* Exercise
Beginning with the line containing "Convert this screenshot" and ending with the last line, repeat the records exactly.

* Working data
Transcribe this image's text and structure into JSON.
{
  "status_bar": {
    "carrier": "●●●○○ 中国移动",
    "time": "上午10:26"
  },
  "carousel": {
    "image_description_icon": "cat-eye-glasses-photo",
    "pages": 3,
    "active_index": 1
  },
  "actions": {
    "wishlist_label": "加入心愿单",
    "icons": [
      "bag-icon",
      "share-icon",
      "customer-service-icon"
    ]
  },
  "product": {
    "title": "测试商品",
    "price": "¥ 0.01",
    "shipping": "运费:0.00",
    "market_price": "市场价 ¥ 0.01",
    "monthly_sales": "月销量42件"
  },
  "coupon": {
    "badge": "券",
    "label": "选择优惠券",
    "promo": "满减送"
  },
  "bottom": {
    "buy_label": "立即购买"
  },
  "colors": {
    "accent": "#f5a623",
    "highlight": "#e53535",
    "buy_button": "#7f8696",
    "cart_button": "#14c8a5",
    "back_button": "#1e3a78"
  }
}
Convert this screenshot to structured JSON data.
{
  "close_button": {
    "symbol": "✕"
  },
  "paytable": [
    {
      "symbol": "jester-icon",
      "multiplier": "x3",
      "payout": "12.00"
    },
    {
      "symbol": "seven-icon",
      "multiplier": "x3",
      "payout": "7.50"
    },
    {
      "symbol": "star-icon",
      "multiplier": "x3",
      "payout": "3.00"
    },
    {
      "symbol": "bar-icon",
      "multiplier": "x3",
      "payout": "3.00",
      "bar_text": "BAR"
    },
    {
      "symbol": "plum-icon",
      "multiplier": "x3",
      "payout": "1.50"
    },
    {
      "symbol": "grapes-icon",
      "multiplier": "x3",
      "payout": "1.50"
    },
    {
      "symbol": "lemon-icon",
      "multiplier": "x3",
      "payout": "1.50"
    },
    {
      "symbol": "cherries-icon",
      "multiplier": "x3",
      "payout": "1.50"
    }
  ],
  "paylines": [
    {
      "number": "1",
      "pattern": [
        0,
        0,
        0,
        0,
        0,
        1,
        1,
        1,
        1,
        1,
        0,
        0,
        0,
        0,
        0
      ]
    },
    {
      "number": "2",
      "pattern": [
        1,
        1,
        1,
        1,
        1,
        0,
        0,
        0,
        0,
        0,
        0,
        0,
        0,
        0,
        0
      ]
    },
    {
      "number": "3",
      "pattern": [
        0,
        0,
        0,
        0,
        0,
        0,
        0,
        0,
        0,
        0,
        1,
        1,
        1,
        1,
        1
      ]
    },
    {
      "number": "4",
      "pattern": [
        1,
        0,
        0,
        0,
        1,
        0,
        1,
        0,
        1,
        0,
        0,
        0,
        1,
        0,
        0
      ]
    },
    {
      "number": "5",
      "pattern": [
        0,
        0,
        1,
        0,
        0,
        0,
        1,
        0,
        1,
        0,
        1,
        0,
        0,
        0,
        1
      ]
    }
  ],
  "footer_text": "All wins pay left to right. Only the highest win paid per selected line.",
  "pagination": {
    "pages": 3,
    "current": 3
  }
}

* Task output
Convert this screenshot to structured JSON data.
{
  "close_button": {
    "symbol": "✕"
  },
  "paytable": [
    {
      "symbol": "jester-icon",
      "multiplier": "x3",
      "payout": "12.00"
    },
    {
      "symbol": "seven-icon",
      "multiplier": "x3",
      "payout": "7.50"
    },
    {
      "symbol": "star-icon",
      "multiplier": "x3",
      "payout": "3.00"
    },
    {
      "symbol": "bar-icon",
      "multiplier": "x3",
      "payout": "3.00",
      "bar_text": "BAR"
    },
    {
      "symbol": "plum-icon",
      "multiplier": "x3",
      "payout": "1.50"
    },
    {
      "symbol": "grapes-icon",
      "multiplier": "x3",
      "payout": "1.50"
    },
    {
      "symbol": "lemon-icon",
      "multiplier": "x3",
      "payout": "1.50"
    },
    {
      "symbol": "cherries-icon",
      "multiplier": "x3",
      "payout": "1.50"
    }
  ],
  "paylines": [
    {
      "number": "1",
      "pattern": [
        0,
        0,
        0,
        0,
        0,
        1,
        1,
        1,
        1,
        1,
        0,
        0,
        0,
        0,
        0
      ]
    },
    {
      "number": "2",
      "pattern": [
        1,
        1,
        1,
        1,
        1,
        0,
        0,
        0,
        0,
        0,
        0,
        0,
        0,
        0,
        0
      ]
    },
    {
      "number": "3",
      "pattern": [
        0,
        0,
        0,
        0,
        0,
        0,
        0,
        0,
        0,
        0,
        1,
        1,
        1,
        1,
        1
      ]
    },
    {
      "number": "4",
      "pattern": [
        1,
        0,
        0,
        0,
        1,
        0,
        1,
        0,
        1,
        0,
        0,
        0,
        1,
        0,
        0
      ]
    },
    {
      "number": "5",
      "pattern": [
        0,
        0,
        1,
        0,
        0,
        0,
        1,
        0,
        1,
        0,
        1,
        0,
        0,
        0,
        1
      ]
    }
  ],
  "footer_text": "All wins pay left to right. Only the highest win paid per selected line.",
  "pagination": {
    "pages": 3,
    "current": 3
  }
}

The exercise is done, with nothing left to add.